> _TO BE DONE_
Find the word "crown" in the records below. List each line containing it.

** Begin GIVEN DATA **

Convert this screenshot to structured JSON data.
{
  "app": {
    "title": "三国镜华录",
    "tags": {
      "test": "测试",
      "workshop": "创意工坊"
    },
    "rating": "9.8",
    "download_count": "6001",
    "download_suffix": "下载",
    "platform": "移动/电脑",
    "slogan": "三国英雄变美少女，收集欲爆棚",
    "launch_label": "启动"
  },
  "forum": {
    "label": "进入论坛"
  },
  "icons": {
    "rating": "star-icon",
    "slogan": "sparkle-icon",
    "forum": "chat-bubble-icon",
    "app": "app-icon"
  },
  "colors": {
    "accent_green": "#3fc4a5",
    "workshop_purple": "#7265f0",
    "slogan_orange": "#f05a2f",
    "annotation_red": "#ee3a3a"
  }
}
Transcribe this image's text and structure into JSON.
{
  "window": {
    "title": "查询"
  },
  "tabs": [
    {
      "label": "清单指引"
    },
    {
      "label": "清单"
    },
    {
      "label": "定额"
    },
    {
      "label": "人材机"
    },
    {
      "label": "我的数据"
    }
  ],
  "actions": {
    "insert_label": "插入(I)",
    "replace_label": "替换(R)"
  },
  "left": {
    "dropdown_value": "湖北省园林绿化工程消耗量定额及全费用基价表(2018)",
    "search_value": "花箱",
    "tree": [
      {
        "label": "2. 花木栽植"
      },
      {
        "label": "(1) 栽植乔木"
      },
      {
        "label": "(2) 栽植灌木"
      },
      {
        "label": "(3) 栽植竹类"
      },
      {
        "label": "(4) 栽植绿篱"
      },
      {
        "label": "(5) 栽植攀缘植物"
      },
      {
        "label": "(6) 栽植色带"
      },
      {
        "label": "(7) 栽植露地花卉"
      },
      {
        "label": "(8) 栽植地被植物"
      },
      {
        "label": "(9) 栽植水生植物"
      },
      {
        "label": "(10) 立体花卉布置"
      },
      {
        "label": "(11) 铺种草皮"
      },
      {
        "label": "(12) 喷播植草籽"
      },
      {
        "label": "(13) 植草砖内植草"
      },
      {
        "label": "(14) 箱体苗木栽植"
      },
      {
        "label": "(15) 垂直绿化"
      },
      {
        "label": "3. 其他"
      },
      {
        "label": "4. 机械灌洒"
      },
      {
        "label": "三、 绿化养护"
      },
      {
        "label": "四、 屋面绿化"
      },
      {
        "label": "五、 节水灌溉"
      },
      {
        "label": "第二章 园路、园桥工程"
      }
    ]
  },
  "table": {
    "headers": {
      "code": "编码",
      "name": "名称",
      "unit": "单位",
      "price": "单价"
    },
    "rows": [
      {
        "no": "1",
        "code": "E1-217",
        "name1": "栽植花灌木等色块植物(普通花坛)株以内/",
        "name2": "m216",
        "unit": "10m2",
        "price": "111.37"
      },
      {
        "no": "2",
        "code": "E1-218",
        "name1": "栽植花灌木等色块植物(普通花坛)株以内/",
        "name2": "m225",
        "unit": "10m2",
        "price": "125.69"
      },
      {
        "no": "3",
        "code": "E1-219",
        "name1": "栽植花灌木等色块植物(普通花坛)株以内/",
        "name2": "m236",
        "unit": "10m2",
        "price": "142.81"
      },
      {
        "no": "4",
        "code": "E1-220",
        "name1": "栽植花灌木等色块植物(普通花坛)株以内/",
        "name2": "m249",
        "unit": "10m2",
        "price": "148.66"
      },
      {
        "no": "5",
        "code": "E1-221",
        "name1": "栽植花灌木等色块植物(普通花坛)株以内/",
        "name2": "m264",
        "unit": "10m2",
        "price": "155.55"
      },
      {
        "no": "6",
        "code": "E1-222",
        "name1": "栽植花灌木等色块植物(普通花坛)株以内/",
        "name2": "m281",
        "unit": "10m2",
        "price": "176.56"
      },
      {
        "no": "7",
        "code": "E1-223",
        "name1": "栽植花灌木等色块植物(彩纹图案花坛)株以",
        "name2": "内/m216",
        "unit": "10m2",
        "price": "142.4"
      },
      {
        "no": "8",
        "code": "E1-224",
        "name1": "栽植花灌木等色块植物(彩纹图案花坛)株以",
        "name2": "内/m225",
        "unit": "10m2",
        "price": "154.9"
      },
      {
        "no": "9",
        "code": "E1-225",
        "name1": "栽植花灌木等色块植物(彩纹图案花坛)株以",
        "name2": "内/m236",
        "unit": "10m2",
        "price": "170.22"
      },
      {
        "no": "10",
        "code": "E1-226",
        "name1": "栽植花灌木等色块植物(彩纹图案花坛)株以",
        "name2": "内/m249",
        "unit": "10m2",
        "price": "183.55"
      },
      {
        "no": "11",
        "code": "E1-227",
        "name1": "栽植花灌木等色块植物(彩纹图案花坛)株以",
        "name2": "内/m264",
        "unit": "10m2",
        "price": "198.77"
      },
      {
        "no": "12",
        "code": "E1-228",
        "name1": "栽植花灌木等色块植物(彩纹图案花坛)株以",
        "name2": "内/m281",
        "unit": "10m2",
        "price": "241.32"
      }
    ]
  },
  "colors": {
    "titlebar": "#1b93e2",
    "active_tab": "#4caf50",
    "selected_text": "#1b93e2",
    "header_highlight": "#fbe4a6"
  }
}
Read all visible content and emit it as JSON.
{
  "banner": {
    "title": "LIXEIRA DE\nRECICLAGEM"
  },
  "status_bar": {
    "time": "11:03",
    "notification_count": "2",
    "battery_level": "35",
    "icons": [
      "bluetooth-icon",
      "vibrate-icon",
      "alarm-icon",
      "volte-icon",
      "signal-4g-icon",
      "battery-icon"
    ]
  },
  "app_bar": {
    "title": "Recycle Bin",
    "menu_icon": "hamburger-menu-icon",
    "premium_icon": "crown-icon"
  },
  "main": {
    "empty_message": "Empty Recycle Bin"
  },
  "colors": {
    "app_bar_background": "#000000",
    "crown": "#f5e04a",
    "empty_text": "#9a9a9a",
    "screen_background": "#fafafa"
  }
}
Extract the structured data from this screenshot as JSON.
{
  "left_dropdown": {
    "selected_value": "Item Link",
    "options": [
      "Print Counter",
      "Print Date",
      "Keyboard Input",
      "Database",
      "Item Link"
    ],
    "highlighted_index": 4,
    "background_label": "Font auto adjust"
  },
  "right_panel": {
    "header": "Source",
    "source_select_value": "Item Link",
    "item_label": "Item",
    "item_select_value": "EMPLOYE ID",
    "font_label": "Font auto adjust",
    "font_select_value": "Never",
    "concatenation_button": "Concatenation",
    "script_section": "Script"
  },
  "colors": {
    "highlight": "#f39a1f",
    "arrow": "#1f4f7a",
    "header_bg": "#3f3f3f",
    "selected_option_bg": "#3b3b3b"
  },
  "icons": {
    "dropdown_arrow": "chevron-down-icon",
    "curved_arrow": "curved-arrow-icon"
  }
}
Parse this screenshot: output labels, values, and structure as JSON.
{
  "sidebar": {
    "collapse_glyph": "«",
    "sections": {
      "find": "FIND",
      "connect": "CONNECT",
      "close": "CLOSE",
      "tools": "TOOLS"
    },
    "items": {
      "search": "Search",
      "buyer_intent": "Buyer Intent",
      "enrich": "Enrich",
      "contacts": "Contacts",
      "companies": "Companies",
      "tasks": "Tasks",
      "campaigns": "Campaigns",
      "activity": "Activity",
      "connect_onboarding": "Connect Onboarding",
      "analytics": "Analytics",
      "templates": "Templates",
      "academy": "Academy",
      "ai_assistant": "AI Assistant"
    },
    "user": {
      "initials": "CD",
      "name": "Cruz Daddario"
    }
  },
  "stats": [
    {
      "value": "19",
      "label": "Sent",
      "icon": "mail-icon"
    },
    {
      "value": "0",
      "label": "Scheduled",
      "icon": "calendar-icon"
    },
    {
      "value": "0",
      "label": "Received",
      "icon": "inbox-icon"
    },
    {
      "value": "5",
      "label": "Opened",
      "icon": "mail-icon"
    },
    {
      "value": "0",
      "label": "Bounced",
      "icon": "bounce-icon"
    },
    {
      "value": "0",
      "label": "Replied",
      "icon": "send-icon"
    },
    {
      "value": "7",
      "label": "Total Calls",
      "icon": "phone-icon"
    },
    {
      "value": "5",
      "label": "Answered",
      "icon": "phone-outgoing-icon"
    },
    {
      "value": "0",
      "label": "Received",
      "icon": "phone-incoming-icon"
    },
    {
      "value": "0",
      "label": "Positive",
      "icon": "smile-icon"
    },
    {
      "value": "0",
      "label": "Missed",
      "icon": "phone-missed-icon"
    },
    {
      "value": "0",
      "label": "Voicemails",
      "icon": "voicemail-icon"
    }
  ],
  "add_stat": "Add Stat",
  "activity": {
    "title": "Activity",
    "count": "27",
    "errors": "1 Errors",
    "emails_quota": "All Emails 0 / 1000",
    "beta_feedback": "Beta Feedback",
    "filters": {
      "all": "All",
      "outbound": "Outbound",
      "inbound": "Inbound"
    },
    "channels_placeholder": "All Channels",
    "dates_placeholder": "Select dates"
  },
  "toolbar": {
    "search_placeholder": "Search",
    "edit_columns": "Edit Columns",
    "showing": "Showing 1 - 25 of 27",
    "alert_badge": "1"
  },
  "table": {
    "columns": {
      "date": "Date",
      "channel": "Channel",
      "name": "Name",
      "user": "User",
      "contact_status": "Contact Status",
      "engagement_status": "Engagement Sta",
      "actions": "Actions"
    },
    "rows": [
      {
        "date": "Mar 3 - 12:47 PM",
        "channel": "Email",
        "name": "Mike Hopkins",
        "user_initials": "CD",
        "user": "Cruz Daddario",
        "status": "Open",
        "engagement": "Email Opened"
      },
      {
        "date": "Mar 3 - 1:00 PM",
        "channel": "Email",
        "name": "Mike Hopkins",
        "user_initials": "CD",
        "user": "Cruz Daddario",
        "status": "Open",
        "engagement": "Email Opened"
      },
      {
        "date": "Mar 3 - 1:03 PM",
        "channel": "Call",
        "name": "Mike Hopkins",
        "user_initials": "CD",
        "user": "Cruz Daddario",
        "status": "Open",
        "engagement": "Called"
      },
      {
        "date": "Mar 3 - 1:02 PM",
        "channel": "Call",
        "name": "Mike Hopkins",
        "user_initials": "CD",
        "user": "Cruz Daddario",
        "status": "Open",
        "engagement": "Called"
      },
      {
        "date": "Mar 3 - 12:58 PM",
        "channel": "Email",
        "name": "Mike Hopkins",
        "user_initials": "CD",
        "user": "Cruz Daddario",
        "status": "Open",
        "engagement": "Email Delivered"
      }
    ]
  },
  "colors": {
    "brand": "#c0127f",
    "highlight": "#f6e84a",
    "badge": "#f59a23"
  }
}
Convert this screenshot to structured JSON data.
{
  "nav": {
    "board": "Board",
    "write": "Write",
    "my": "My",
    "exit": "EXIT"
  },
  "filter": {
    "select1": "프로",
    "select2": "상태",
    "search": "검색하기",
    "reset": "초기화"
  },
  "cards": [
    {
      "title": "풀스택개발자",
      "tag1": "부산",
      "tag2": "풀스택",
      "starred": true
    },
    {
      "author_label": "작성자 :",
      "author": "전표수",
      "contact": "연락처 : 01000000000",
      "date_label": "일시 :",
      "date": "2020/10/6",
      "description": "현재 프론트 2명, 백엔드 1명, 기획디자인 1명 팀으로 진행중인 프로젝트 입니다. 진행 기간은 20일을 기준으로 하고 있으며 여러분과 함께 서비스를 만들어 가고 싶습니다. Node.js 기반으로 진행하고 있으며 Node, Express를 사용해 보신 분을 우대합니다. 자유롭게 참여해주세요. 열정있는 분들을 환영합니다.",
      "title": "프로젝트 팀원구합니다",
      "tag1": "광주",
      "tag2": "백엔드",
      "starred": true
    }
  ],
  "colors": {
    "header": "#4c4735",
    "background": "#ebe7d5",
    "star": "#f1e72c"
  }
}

** End GIVEN DATA **

> _THE OUTPUT_
    "premium_icon": "crown-icon"
    "crown": "#f5e04a",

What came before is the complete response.